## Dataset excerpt
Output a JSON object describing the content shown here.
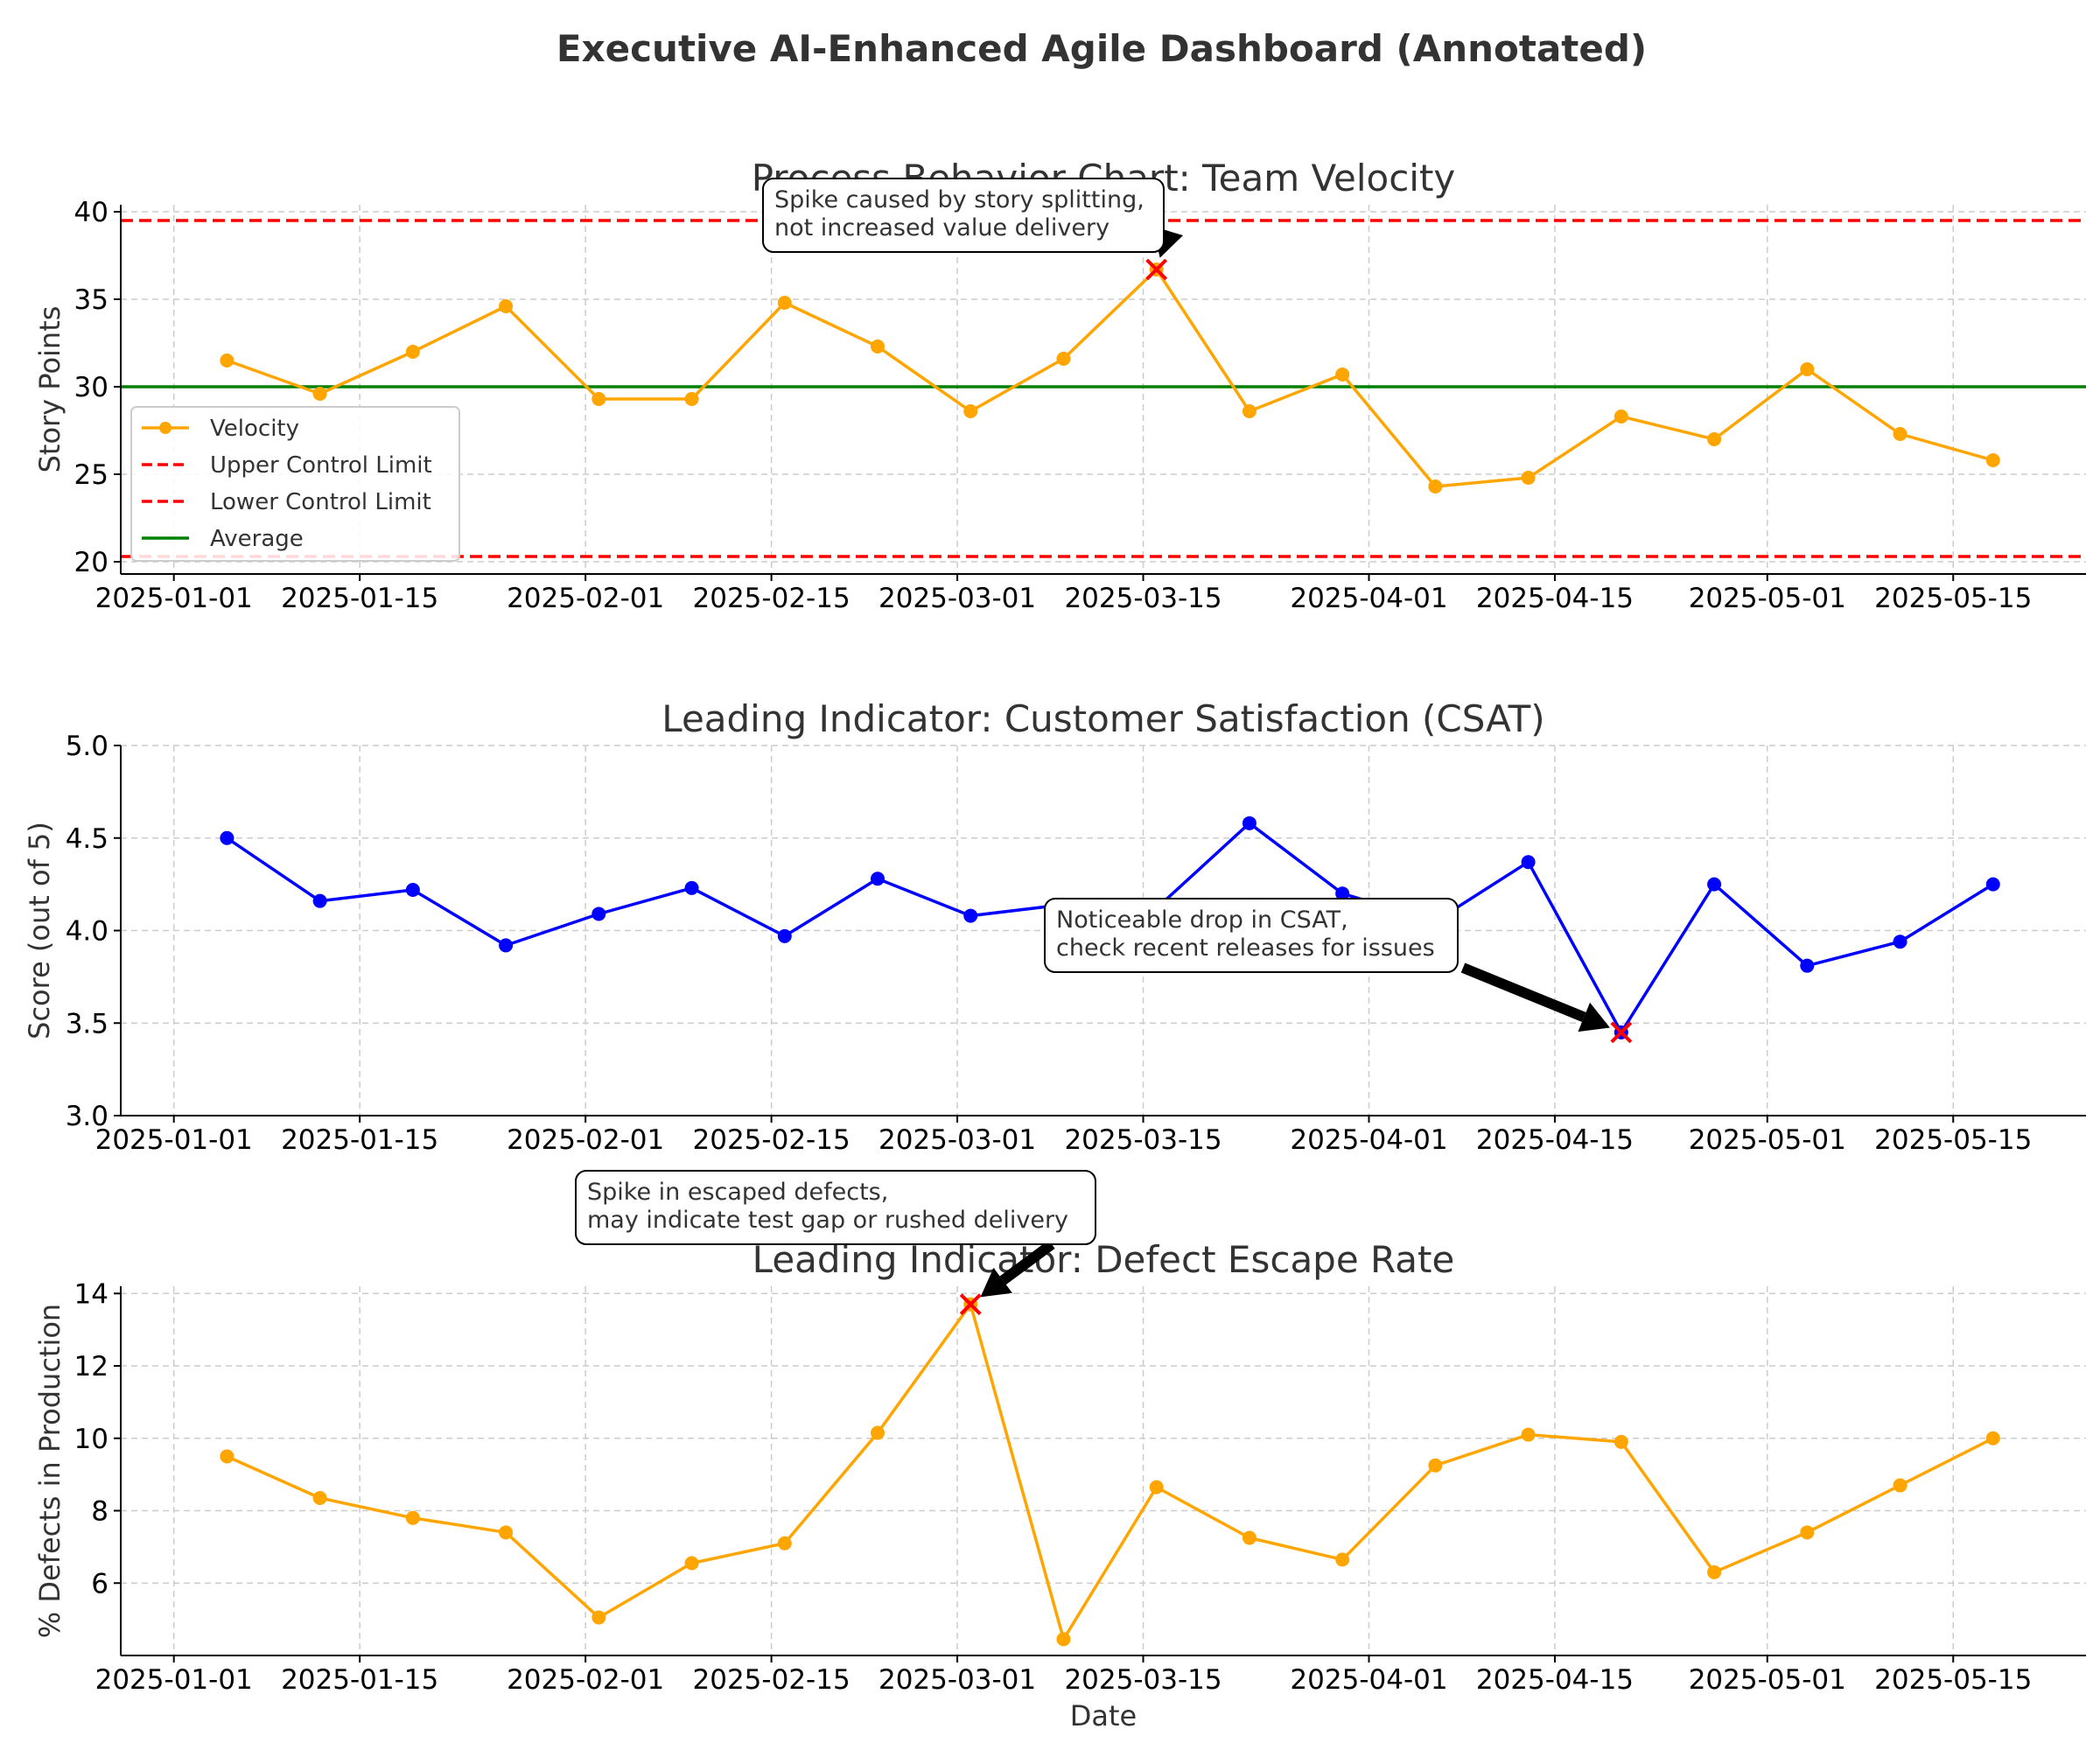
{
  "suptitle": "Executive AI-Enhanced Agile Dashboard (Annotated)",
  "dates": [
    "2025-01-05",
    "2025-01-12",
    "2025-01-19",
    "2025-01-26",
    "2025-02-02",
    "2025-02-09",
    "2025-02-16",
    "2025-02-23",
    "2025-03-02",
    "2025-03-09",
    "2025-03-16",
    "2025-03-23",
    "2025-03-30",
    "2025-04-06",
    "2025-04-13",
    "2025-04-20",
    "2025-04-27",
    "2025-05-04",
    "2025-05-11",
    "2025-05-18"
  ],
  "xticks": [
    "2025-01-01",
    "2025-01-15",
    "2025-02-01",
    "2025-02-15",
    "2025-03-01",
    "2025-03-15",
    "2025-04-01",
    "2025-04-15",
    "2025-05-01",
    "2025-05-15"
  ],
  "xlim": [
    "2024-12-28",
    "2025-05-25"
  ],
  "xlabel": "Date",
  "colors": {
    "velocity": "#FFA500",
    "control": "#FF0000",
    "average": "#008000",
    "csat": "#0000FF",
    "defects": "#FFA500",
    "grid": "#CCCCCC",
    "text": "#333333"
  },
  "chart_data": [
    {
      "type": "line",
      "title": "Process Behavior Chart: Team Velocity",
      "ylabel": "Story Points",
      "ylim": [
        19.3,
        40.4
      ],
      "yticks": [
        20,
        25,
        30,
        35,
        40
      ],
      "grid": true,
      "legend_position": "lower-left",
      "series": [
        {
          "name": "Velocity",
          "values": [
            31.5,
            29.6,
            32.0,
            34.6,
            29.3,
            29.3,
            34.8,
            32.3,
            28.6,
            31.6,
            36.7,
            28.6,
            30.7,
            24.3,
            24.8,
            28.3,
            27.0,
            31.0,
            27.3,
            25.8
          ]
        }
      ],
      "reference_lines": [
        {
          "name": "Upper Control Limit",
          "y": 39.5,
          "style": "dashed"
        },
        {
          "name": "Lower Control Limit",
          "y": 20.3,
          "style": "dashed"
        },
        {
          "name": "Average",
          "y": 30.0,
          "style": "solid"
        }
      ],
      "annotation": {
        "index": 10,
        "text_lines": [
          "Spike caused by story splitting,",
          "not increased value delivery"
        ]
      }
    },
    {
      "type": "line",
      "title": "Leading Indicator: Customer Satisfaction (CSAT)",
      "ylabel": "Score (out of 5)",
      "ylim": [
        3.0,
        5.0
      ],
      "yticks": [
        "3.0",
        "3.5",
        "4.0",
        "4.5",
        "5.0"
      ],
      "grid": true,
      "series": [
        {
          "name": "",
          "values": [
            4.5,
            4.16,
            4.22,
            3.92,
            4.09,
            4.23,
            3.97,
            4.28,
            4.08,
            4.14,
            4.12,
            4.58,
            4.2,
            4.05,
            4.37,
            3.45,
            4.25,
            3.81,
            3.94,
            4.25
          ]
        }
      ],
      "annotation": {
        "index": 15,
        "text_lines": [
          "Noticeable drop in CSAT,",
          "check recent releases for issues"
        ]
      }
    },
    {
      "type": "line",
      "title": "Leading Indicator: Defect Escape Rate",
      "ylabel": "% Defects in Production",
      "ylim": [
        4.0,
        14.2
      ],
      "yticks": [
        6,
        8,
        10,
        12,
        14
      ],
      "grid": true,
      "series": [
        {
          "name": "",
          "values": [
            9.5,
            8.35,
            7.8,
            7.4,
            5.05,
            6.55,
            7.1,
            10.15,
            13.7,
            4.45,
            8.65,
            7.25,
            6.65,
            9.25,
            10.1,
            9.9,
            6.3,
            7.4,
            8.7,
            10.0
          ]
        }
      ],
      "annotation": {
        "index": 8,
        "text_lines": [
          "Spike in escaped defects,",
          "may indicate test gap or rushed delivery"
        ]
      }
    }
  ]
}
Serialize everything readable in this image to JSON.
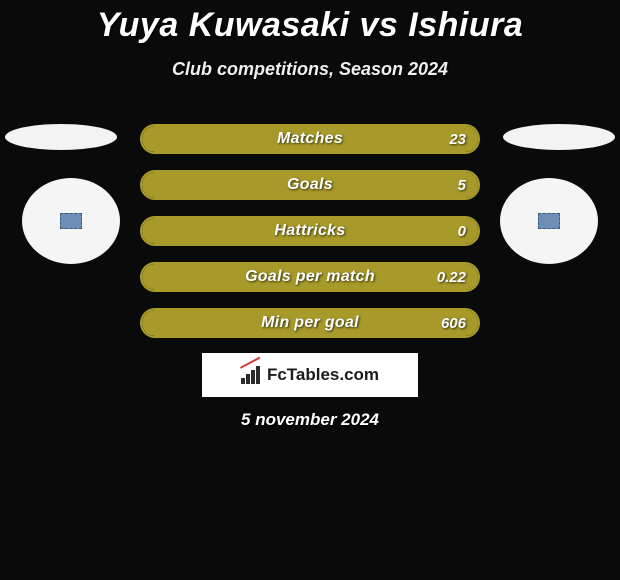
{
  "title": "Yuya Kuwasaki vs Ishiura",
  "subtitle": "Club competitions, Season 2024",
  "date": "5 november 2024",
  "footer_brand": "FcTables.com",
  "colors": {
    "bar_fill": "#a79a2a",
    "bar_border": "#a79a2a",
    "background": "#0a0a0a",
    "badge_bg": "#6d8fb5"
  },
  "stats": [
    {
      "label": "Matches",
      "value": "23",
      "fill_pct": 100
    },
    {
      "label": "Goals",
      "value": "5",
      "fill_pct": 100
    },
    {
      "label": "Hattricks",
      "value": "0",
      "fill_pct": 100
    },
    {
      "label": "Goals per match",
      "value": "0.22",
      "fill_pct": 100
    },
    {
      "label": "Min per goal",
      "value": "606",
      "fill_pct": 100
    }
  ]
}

## REQUIREMENTS
Leaving out every picture, copy exactly the lines from the one that contains "Serialize everything readable" through the end of the entries above.

## FINAL ANSWER
Serialize everything readable in this image to JSON.
{
  "title": "Yuya Kuwasaki vs Ishiura",
  "subtitle": "Club competitions, Season 2024",
  "date": "5 november 2024",
  "footer_brand": "FcTables.com",
  "colors": {
    "bar_fill": "#a79a2a",
    "bar_border": "#a79a2a",
    "background": "#0a0a0a",
    "badge_bg": "#6d8fb5"
  },
  "stats": [
    {
      "label": "Matches",
      "value": "23",
      "fill_pct": 100
    },
    {
      "label": "Goals",
      "value": "5",
      "fill_pct": 100
    },
    {
      "label": "Hattricks",
      "value": "0",
      "fill_pct": 100
    },
    {
      "label": "Goals per match",
      "value": "0.22",
      "fill_pct": 100
    },
    {
      "label": "Min per goal",
      "value": "606",
      "fill_pct": 100
    }
  ]
}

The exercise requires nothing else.